Find each line with the string "this" and report it.

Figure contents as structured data
══════════

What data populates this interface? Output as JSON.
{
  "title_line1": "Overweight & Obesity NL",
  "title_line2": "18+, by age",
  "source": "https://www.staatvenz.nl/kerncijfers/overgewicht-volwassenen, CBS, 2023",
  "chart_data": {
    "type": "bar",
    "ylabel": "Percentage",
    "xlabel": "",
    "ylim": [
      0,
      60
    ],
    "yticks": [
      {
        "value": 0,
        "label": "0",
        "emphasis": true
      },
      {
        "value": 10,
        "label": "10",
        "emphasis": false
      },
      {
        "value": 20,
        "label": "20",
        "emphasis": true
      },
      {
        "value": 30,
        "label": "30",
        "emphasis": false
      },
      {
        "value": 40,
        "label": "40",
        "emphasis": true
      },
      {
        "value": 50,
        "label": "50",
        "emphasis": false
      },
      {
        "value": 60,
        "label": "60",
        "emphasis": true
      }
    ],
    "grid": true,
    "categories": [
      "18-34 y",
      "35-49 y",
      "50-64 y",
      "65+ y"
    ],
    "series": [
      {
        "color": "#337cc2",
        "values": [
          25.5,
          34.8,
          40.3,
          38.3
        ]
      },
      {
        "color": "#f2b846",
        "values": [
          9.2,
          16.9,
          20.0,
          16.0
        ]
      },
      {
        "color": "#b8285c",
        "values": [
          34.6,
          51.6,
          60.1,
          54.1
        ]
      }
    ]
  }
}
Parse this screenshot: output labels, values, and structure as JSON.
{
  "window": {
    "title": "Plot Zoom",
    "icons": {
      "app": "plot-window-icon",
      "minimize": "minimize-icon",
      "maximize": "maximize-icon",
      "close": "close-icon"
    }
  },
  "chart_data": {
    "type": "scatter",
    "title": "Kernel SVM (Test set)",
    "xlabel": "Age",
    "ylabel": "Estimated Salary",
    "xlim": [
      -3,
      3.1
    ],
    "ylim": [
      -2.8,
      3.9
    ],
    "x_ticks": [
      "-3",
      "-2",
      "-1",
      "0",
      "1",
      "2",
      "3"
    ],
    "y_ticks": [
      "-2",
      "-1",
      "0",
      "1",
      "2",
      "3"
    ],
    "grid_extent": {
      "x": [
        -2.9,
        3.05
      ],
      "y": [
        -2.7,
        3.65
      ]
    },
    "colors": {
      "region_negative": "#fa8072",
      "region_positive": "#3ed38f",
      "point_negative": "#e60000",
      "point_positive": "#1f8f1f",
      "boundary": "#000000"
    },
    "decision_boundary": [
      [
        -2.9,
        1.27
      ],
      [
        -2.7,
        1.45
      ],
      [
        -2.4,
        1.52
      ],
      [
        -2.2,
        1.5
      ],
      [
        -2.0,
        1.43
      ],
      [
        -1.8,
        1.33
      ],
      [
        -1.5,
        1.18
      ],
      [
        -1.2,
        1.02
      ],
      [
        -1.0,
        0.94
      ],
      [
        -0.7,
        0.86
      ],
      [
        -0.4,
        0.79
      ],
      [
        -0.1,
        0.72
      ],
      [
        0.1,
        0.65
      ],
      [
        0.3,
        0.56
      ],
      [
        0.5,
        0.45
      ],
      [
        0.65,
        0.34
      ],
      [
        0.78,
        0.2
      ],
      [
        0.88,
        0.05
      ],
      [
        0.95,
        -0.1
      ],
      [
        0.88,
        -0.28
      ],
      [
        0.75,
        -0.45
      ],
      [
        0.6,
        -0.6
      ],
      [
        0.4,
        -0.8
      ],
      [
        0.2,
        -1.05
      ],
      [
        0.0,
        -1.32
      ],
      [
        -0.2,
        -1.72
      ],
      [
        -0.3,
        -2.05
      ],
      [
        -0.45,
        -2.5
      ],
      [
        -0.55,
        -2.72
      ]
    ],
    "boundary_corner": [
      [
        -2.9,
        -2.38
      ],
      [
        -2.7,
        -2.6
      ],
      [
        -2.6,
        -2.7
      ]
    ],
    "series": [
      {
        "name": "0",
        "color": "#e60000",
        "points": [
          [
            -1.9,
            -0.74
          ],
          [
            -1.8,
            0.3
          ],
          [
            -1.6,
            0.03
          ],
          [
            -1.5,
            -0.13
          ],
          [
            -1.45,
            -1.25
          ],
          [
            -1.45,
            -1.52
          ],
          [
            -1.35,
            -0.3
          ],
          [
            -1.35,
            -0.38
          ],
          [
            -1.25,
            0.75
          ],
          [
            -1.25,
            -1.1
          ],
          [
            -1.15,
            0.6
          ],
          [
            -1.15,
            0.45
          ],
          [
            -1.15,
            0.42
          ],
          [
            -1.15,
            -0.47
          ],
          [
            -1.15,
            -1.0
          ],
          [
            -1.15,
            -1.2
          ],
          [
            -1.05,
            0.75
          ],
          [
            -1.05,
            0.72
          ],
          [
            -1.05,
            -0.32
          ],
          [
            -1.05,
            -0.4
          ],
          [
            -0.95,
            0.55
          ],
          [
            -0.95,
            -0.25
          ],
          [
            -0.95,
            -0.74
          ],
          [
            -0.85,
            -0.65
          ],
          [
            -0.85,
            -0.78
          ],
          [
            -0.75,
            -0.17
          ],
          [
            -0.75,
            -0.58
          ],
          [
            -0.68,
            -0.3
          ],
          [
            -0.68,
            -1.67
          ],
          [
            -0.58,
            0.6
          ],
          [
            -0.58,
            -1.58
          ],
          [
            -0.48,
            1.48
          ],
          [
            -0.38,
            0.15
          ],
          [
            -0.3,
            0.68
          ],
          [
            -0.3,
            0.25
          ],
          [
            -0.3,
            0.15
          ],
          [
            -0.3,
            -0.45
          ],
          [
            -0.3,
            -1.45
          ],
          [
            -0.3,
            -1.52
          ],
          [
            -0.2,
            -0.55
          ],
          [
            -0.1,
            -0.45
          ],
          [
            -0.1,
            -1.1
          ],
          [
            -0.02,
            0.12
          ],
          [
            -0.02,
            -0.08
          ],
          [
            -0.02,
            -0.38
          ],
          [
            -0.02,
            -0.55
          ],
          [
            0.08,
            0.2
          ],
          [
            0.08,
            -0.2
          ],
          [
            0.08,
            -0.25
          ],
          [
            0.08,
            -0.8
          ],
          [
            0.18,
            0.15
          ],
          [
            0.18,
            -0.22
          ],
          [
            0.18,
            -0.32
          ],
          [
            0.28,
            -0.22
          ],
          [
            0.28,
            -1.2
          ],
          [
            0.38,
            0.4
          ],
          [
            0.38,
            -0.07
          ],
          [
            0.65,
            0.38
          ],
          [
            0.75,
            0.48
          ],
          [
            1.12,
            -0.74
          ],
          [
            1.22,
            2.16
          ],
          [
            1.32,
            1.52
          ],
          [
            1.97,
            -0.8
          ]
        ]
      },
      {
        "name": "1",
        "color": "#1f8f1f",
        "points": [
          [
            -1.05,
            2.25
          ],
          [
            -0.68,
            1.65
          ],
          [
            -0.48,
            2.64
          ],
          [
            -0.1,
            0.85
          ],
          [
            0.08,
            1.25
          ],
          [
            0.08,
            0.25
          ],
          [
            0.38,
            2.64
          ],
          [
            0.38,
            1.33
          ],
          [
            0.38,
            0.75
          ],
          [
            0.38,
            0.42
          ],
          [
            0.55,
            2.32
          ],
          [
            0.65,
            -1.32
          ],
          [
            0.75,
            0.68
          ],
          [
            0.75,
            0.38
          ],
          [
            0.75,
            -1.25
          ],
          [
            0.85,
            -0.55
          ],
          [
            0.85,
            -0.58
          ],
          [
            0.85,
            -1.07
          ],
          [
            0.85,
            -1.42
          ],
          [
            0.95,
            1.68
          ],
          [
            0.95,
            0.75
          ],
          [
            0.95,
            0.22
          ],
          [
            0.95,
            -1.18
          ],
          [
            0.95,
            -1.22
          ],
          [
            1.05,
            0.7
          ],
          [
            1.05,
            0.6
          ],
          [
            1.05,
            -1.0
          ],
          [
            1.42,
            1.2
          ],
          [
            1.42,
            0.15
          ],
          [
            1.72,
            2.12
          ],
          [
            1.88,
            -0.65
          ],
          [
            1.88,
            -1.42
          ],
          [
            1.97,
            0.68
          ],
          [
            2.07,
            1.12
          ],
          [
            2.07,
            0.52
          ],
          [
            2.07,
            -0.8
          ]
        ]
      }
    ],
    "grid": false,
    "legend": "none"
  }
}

══════════

### WRITTEN SOLUTION
What data populates this interface? Output as JSON.
Parse this screenshot: output labels, values, and structure as JSON.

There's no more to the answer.